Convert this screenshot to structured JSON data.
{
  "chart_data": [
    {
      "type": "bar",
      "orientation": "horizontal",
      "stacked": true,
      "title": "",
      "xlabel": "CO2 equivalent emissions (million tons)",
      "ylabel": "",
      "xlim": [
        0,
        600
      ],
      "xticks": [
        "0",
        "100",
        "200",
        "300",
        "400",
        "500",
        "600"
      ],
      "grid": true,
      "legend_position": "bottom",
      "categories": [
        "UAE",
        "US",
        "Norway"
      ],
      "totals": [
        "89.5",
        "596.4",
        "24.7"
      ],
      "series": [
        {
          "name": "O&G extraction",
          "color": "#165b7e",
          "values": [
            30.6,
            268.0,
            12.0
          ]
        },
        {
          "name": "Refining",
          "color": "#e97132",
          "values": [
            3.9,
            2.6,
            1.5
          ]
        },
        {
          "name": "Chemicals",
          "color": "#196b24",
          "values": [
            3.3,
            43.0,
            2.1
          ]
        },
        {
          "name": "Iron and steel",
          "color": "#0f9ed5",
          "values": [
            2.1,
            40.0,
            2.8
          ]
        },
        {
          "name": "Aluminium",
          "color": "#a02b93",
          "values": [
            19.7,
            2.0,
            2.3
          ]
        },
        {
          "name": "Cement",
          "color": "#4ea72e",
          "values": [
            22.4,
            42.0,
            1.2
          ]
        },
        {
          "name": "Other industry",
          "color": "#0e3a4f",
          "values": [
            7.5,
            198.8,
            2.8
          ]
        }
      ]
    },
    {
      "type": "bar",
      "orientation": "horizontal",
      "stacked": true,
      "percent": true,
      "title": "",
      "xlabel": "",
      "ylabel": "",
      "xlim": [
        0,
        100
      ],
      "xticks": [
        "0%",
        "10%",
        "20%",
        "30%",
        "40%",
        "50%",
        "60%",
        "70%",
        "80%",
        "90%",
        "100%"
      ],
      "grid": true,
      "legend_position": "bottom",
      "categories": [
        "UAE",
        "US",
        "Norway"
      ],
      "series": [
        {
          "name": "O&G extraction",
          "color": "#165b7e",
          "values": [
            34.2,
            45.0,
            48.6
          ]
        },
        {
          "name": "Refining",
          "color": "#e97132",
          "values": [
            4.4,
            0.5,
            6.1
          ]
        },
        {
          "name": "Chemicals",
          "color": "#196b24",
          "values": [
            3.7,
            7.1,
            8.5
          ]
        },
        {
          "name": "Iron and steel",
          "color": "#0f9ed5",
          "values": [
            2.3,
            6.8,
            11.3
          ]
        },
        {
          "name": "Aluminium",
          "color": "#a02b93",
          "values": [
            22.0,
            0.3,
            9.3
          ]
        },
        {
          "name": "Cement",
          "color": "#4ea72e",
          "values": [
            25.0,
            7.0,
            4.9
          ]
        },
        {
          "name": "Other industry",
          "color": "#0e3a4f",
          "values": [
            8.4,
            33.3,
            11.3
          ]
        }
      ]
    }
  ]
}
----
REQUIRED TASK
Transcribe the data. Leave every line exactly as it is.

EXERCISE RESPONSE
Convert this screenshot to structured JSON data.
{
  "chart_data": [
    {
      "type": "bar",
      "orientation": "horizontal",
      "stacked": true,
      "title": "",
      "xlabel": "CO2 equivalent emissions (million tons)",
      "ylabel": "",
      "xlim": [
        0,
        600
      ],
      "xticks": [
        "0",
        "100",
        "200",
        "300",
        "400",
        "500",
        "600"
      ],
      "grid": true,
      "legend_position": "bottom",
      "categories": [
        "UAE",
        "US",
        "Norway"
      ],
      "totals": [
        "89.5",
        "596.4",
        "24.7"
      ],
      "series": [
        {
          "name": "O&G extraction",
          "color": "#165b7e",
          "values": [
            30.6,
            268.0,
            12.0
          ]
        },
        {
          "name": "Refining",
          "color": "#e97132",
          "values": [
            3.9,
            2.6,
            1.5
          ]
        },
        {
          "name": "Chemicals",
          "color": "#196b24",
          "values": [
            3.3,
            43.0,
            2.1
          ]
        },
        {
          "name": "Iron and steel",
          "color": "#0f9ed5",
          "values": [
            2.1,
            40.0,
            2.8
          ]
        },
        {
          "name": "Aluminium",
          "color": "#a02b93",
          "values": [
            19.7,
            2.0,
            2.3
          ]
        },
        {
          "name": "Cement",
          "color": "#4ea72e",
          "values": [
            22.4,
            42.0,
            1.2
          ]
        },
        {
          "name": "Other industry",
          "color": "#0e3a4f",
          "values": [
            7.5,
            198.8,
            2.8
          ]
        }
      ]
    },
    {
      "type": "bar",
      "orientation": "horizontal",
      "stacked": true,
      "percent": true,
      "title": "",
      "xlabel": "",
      "ylabel": "",
      "xlim": [
        0,
        100
      ],
      "xticks": [
        "0%",
        "10%",
        "20%",
        "30%",
        "40%",
        "50%",
        "60%",
        "70%",
        "80%",
        "90%",
        "100%"
      ],
      "grid": true,
      "legend_position": "bottom",
      "categories": [
        "UAE",
        "US",
        "Norway"
      ],
      "series": [
        {
          "name": "O&G extraction",
          "color": "#165b7e",
          "values": [
            34.2,
            45.0,
            48.6
          ]
        },
        {
          "name": "Refining",
          "color": "#e97132",
          "values": [
            4.4,
            0.5,
            6.1
          ]
        },
        {
          "name": "Chemicals",
          "color": "#196b24",
          "values": [
            3.7,
            7.1,
            8.5
          ]
        },
        {
          "name": "Iron and steel",
          "color": "#0f9ed5",
          "values": [
            2.3,
            6.8,
            11.3
          ]
        },
        {
          "name": "Aluminium",
          "color": "#a02b93",
          "values": [
            22.0,
            0.3,
            9.3
          ]
        },
        {
          "name": "Cement",
          "color": "#4ea72e",
          "values": [
            25.0,
            7.0,
            4.9
          ]
        },
        {
          "name": "Other industry",
          "color": "#0e3a4f",
          "values": [
            8.4,
            33.3,
            11.3
          ]
        }
      ]
    }
  ]
}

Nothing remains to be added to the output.